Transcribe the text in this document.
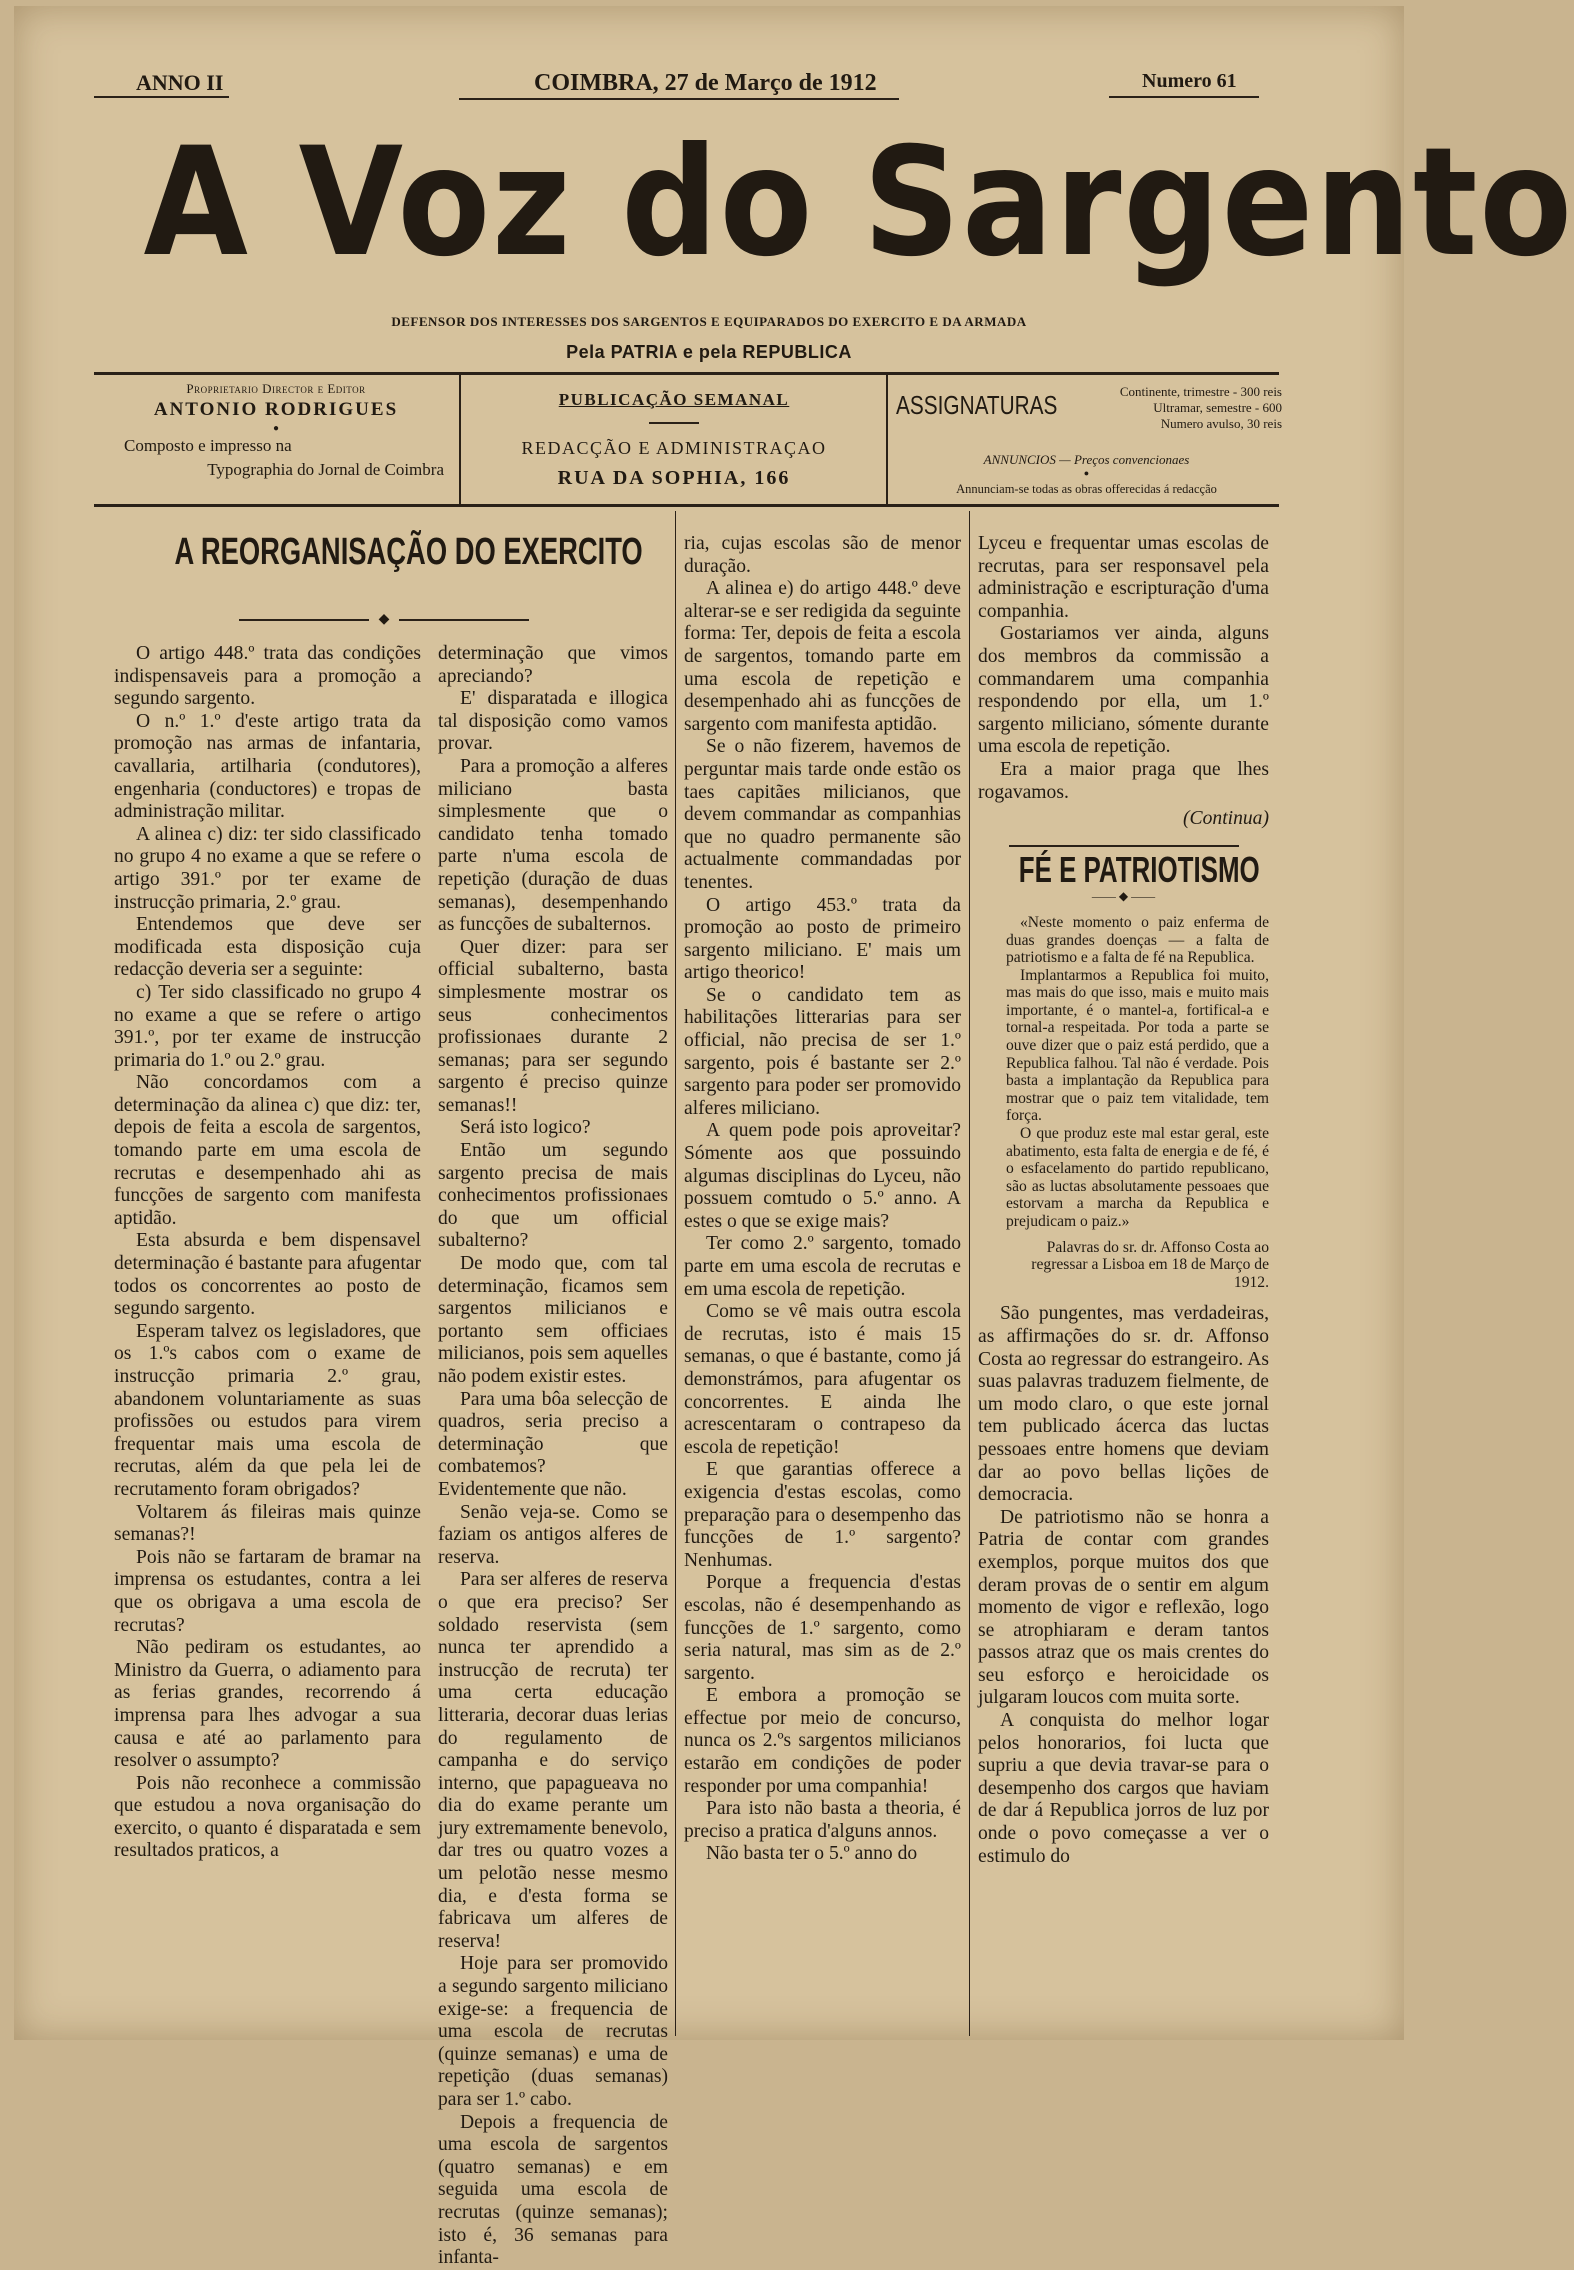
ANNO II	COIMBRA, 27 de Março de 1912	Numero 61
A Voz do Sargento
DEFENSOR DOS INTERESSES DOS SARGENTOS E EQUIPARADOS DO EXERCITO E DA ARMADA
Pela PATRIA e pela REPUBLICA
Proprietario Director e Editor
ANTONIO RODRIGUES
●
Composto e impresso na
Typographia do Jornal de Coimbra
PUBLICAÇÃO SEMANAL
REDACÇÃO E ADMINISTRAÇAO
RUA DA SOPHIA, 166
ASSIGNATURAS	Continente, trimestre - 300 reis
Ultramar, semestre - 600
Numero avulso, 30 reis
ANNUNCIOS — Preços convencionaes
●
Annunciam-se todas as obras offerecidas á redacção
A REORGANISAÇÃO DO EXERCITO
◆

O artigo 448.º trata das condições indispensaveis para a promoção a segundo sargento.

O n.º 1.º d'este artigo trata da promoção nas armas de infantaria, cavallaria, artilharia (condutores), engenharia (conductores) e tropas de administração militar.

A alinea c) diz: ter sido classificado no grupo 4 no exame a que se refere o artigo 391.º por ter exame de instrucção primaria, 2.º grau.

Entendemos que deve ser modificada esta disposição cuja redacção deveria ser a seguinte:

c) Ter sido classificado no grupo 4 no exame a que se refere o artigo 391.º, por ter exame de instrucção primaria do 1.º ou 2.º grau.

Não concordamos com a determinação da alinea c) que diz: ter, depois de feita a escola de sargentos, tomando parte em uma escola de recrutas e desempenhado ahi as funcções de sargento com manifesta aptidão.

Esta absurda e bem dispensavel determinação é bastante para afugentar todos os concorrentes ao posto de segundo sargento.

Esperam talvez os legisladores, que os 1.ºs cabos com o exame de instrucção primaria 2.º grau, abandonem voluntariamente as suas profissões ou estudos para virem frequentar mais uma escola de recrutas, além da que pela lei de recrutamento foram obrigados?

Voltarem ás fileiras mais quinze semanas?!

Pois não se fartaram de bramar na imprensa os estudantes, contra a lei que os obrigava a uma escola de recrutas?

Não pediram os estudantes, ao Ministro da Guerra, o adiamento para as ferias grandes, recorrendo á imprensa para lhes advogar a sua causa e até ao parlamento para resolver o assumpto?

Pois não reconhece a commissão que estudou a nova organisação do exercito, o quanto é disparatada e sem resultados praticos, a

determinação que vimos apreciando?

E' disparatada e illogica tal disposição como vamos provar.

Para a promoção a alferes miliciano basta simplesmente que o candidato tenha tomado parte n'uma escola de repetição (duração de duas semanas), desempenhando as funcções de subalternos.

Quer dizer: para ser official subalterno, basta simplesmente mostrar os seus conhecimentos profissionaes durante 2 semanas; para ser segundo sargento é preciso quinze semanas!!

Será isto logico?

Então um segundo sargento precisa de mais conhecimentos profissionaes do que um official subalterno?

De modo que, com tal determinação, ficamos sem sargentos milicianos e portanto sem officiaes milicianos, pois sem aquelles não podem existir estes.

Para uma bôa selecção de quadros, seria preciso a determinação que combatemos? Evidentemente que não.

Senão veja-se. Como se faziam os antigos alferes de reserva.

Para ser alferes de reserva o que era preciso? Ser soldado reservista (sem nunca ter aprendido a instrucção de recruta) ter uma certa educação litteraria, decorar duas lerias do regulamento de campanha e do serviço interno, que papagueava no dia do exame perante um jury extremamente benevolo, dar tres ou quatro vozes a um pelotão nesse mesmo dia, e d'esta forma se fabricava um alferes de reserva!

Hoje para ser promovido a segundo sargento miliciano exige-se: a frequencia de uma escola de recrutas (quinze semanas) e uma de repetição (duas semanas) para ser 1.º cabo.

Depois a frequencia de uma escola de sargentos (quatro semanas) e em seguida uma escola de recrutas (quinze semanas); isto é, 36 semanas para infanta-

ria, cujas escolas são de menor duração.

A alinea e) do artigo 448.º deve alterar-se e ser redigida da seguinte forma: Ter, depois de feita a escola de sargentos, tomando parte em uma escola de repetição e desempenhado ahi as funcções de sargento com manifesta aptidão.

Se o não fizerem, havemos de perguntar mais tarde onde estão os taes capitães milicianos, que devem commandar as companhias que no quadro permanente são actualmente commandadas por tenentes.

O artigo 453.º trata da promoção ao posto de primeiro sargento miliciano. E' mais um artigo theorico!

Se o candidato tem as habilitações litterarias para ser official, não precisa de ser 1.º sargento, pois é bastante ser 2.º sargento para poder ser promovido alferes miliciano.

A quem pode pois aproveitar? Sómente aos que possuindo algumas disciplinas do Lyceu, não possuem comtudo o 5.º anno. A estes o que se exige mais?

Ter como 2.º sargento, tomado parte em uma escola de recrutas e em uma escola de repetição.

Como se vê mais outra escola de recrutas, isto é mais 15 semanas, o que é bastante, como já demonstrámos, para afugentar os concorrentes. E ainda lhe acrescentaram o contrapeso da escola de repetição!

E que garantias offerece a exigencia d'estas escolas, como preparação para o desempenho das funcções de 1.º sargento? Nenhumas.

Porque a frequencia d'estas escolas, não é desempenhando as funcções de 1.º sargento, como seria natural, mas sim as de 2.º sargento.

E embora a promoção se effectue por meio de concurso, nunca os 2.ºs sargentos milicianos estarão em condições de poder responder por uma companhia!

Para isto não basta a theoria, é preciso a pratica d'alguns annos.

Não basta ter o 5.º anno do

Lyceu e frequentar umas escolas de recrutas, para ser responsavel pela administração e escripturação d'uma companhia.

Gostariamos ver ainda, alguns dos membros da commissão a commandarem uma companhia respondendo por ella, um 1.º sargento miliciano, sómente durante uma escola de repetição.

Era a maior praga que lhes rogavamos.

(Continua)

FÉ E PATRIOTISMO
—— ◆ ——

«Neste momento o paiz enferma de duas grandes doenças — a falta de patriotismo e a falta de fé na Republica.

Implantarmos a Republica foi muito, mas mais do que isso, mais e muito mais importante, é o mantel-a, fortifical-a e tornal-a respeitada. Por toda a parte se ouve dizer que o paiz está perdido, que a Republica falhou. Tal não é verdade. Pois basta a implantação da Republica para mostrar que o paiz tem vitalidade, tem força.

O que produz este mal estar geral, este abatimento, esta falta de energia e de fé, é o esfacelamento do partido republicano, são as luctas absolutamente pessoaes que estorvam a marcha da Republica e prejudicam o paiz.»

Palavras do sr. dr. Affonso Costa ao regressar a Lisboa em 18 de Março de 1912.

São pungentes, mas verdadeiras, as affirmações do sr. dr. Affonso Costa ao regressar do estrangeiro. As suas palavras traduzem fielmente, de um modo claro, o que este jornal tem publicado ácerca das luctas pessoaes entre homens que deviam dar ao povo bellas lições de democracia.

De patriotismo não se honra a Patria de contar com grandes exemplos, porque muitos dos que deram provas de o sentir em algum momento de vigor e reflexão, logo se atrophiaram e deram tantos passos atraz que os mais crentes do seu esforço e heroicidade os julgaram loucos com muita sorte.

A conquista do melhor logar pelos honorarios, foi lucta que supriu a que devia travar-se para o desempenho dos cargos que haviam de dar á Republica jorros de luz por onde o povo começasse a ver o estimulo do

→ Problem to solve:
The answer should be a single number: the count of lines in the data that include the string "momento".

→ Result of this exercise:
2